(Stored records)
--------

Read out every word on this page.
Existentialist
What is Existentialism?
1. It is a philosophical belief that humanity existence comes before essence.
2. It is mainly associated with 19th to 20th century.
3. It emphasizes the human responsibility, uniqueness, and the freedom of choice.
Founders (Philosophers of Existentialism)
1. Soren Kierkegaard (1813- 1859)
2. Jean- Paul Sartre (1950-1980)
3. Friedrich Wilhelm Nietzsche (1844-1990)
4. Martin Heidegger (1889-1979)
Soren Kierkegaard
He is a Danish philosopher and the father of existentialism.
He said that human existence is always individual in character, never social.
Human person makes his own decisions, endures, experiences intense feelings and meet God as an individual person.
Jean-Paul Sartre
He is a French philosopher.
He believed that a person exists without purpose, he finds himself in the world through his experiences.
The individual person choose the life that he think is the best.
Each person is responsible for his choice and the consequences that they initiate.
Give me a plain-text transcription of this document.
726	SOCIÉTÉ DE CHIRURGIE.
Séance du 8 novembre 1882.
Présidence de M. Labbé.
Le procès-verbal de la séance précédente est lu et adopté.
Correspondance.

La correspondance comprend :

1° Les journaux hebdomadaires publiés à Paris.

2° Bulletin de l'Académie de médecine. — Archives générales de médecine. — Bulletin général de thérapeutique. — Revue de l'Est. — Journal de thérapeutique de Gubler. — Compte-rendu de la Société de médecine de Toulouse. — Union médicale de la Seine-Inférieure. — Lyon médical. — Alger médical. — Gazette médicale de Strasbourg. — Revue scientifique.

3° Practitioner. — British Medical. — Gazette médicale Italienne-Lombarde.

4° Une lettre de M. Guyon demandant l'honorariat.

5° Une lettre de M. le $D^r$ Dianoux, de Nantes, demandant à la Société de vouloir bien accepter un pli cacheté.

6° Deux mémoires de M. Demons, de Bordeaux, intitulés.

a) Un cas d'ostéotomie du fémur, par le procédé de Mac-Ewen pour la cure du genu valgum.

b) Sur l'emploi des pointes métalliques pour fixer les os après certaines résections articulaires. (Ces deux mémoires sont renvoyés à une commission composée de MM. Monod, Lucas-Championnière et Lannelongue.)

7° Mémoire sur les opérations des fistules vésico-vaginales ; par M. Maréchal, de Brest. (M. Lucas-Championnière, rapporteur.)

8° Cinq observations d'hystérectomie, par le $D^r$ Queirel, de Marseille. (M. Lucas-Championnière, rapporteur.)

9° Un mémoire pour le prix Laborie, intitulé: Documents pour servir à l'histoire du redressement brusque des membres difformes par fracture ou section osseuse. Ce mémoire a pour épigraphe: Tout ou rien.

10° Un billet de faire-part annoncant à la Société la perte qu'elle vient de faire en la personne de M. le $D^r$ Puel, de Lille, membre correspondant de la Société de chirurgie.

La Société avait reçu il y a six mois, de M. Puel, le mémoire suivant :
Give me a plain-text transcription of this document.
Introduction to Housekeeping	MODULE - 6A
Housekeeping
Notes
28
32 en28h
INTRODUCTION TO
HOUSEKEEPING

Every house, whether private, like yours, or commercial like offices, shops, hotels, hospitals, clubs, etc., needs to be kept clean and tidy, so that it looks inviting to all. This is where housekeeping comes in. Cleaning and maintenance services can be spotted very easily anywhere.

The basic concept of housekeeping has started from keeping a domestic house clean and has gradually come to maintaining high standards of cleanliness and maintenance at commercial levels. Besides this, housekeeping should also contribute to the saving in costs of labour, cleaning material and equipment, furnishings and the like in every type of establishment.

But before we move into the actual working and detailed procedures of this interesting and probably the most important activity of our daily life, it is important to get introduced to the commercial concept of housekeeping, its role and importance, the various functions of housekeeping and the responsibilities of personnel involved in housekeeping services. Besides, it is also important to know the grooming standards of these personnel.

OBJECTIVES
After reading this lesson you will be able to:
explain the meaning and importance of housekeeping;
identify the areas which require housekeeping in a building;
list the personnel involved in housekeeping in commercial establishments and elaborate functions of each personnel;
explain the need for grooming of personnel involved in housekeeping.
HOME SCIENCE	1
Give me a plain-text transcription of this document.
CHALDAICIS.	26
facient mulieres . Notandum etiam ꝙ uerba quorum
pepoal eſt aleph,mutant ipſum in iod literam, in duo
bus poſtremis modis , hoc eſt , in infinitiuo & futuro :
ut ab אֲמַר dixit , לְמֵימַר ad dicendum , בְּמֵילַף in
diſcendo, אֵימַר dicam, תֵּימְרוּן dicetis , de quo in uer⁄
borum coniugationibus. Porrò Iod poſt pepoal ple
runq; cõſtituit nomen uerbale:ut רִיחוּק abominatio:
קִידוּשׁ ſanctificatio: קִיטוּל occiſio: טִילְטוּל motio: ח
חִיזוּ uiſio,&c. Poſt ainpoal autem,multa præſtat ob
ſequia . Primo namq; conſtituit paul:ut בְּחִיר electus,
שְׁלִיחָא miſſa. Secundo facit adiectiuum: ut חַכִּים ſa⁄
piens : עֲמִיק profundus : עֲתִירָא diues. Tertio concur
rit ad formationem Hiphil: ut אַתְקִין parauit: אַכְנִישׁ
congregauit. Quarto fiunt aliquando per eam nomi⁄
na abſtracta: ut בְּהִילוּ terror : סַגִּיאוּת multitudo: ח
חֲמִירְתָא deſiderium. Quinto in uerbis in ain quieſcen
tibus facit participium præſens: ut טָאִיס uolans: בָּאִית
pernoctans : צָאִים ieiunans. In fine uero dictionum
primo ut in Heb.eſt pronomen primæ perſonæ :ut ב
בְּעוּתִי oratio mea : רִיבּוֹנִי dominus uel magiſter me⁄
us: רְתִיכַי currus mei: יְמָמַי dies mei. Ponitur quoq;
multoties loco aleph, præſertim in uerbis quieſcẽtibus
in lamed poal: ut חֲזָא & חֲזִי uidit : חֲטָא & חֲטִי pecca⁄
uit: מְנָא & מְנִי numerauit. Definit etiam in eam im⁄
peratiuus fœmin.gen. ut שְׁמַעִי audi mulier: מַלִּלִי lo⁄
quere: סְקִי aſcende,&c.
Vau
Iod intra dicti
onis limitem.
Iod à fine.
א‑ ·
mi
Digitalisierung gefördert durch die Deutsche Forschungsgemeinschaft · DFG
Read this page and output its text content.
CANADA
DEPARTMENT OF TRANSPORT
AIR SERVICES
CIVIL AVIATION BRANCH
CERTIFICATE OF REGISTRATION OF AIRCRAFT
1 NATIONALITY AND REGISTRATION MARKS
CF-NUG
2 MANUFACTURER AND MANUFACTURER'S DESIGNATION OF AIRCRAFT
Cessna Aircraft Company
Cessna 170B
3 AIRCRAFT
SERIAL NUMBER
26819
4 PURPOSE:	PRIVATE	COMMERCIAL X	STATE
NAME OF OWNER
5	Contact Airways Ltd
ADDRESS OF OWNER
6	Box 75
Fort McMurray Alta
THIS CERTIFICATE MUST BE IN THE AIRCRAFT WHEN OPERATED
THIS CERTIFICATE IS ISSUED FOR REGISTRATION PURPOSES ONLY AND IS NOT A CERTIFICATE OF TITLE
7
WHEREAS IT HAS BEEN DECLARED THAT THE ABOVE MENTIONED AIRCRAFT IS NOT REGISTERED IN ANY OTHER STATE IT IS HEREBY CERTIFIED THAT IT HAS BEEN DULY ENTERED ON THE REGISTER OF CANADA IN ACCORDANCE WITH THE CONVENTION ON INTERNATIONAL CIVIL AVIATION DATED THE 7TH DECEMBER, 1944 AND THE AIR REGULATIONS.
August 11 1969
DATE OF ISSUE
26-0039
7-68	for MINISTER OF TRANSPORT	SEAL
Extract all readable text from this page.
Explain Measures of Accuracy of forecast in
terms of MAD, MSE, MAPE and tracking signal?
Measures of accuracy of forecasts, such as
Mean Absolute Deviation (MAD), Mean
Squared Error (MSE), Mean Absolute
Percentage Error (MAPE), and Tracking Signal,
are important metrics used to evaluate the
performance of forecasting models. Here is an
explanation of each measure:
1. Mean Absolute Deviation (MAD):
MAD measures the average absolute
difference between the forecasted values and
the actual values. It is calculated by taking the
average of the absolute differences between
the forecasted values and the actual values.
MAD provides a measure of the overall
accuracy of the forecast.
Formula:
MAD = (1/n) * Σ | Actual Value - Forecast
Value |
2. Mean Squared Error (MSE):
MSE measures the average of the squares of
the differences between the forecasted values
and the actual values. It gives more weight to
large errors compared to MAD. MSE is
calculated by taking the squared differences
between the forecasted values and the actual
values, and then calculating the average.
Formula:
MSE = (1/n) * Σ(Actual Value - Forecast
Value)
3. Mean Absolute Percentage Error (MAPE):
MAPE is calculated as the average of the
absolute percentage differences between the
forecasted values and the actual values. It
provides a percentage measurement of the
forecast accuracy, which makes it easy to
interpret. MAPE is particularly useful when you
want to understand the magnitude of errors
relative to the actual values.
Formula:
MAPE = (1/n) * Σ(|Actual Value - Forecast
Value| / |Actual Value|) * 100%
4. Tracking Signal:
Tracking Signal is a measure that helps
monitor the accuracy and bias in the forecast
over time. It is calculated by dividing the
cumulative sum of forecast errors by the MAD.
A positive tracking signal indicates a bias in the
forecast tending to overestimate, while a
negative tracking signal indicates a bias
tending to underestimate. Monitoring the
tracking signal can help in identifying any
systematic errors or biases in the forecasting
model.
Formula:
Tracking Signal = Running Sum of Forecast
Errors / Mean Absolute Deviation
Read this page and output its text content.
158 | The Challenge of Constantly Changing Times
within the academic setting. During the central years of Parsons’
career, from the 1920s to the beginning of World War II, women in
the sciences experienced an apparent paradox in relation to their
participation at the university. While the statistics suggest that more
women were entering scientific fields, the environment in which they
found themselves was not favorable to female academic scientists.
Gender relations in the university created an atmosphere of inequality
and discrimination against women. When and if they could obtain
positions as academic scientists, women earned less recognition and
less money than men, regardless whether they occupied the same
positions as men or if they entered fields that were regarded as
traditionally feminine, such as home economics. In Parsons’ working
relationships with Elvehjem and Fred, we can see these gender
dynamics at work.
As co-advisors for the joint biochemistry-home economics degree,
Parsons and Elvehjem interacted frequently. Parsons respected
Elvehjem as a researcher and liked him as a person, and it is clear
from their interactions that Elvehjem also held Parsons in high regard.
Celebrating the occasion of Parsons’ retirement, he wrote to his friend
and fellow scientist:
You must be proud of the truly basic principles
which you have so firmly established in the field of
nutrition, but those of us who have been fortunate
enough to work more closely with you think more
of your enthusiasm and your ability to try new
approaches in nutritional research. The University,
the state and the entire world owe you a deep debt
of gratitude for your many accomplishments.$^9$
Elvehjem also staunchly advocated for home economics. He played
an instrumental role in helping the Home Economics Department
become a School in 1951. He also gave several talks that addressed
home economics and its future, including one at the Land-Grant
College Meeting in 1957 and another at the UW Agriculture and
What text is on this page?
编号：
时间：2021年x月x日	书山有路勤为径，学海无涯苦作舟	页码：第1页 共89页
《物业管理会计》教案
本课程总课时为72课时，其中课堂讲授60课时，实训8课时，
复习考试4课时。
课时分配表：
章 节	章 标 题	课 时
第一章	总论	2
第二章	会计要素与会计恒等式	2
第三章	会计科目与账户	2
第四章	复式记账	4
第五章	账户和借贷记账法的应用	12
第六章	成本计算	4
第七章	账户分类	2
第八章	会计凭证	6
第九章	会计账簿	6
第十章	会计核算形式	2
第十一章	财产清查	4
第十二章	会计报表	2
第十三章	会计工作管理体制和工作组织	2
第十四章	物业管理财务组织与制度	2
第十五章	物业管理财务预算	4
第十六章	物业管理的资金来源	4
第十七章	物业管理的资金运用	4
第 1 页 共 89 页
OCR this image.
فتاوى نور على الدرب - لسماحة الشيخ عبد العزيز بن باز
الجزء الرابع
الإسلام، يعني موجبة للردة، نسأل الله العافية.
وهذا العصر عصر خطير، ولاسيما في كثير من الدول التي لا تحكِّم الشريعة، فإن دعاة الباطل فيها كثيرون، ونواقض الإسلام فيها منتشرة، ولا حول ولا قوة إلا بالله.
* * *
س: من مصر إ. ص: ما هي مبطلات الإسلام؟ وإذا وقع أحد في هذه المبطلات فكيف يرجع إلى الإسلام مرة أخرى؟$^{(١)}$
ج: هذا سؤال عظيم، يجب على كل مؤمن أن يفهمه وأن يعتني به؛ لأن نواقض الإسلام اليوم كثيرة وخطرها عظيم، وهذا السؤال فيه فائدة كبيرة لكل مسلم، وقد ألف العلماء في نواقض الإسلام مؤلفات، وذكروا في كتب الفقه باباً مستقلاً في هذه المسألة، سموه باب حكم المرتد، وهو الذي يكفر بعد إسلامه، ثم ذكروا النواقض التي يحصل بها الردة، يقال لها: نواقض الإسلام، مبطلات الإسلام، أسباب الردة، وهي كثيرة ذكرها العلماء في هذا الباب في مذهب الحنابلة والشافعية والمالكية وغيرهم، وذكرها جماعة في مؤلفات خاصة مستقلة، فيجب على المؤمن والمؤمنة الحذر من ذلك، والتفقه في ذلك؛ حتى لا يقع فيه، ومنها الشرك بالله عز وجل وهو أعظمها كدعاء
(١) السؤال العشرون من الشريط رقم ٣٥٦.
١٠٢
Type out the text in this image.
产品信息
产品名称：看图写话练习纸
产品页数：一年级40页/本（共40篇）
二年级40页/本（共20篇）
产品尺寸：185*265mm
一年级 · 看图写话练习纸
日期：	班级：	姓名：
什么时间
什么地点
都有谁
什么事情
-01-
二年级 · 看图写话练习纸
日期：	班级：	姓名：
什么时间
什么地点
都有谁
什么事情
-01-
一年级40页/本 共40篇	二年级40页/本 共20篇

--------

◆ WORK TO COMPLETE: Looking at the records above, report how many lines contain the word "role". Answer with the number only.

◆ EXERCISE ANSWER: 2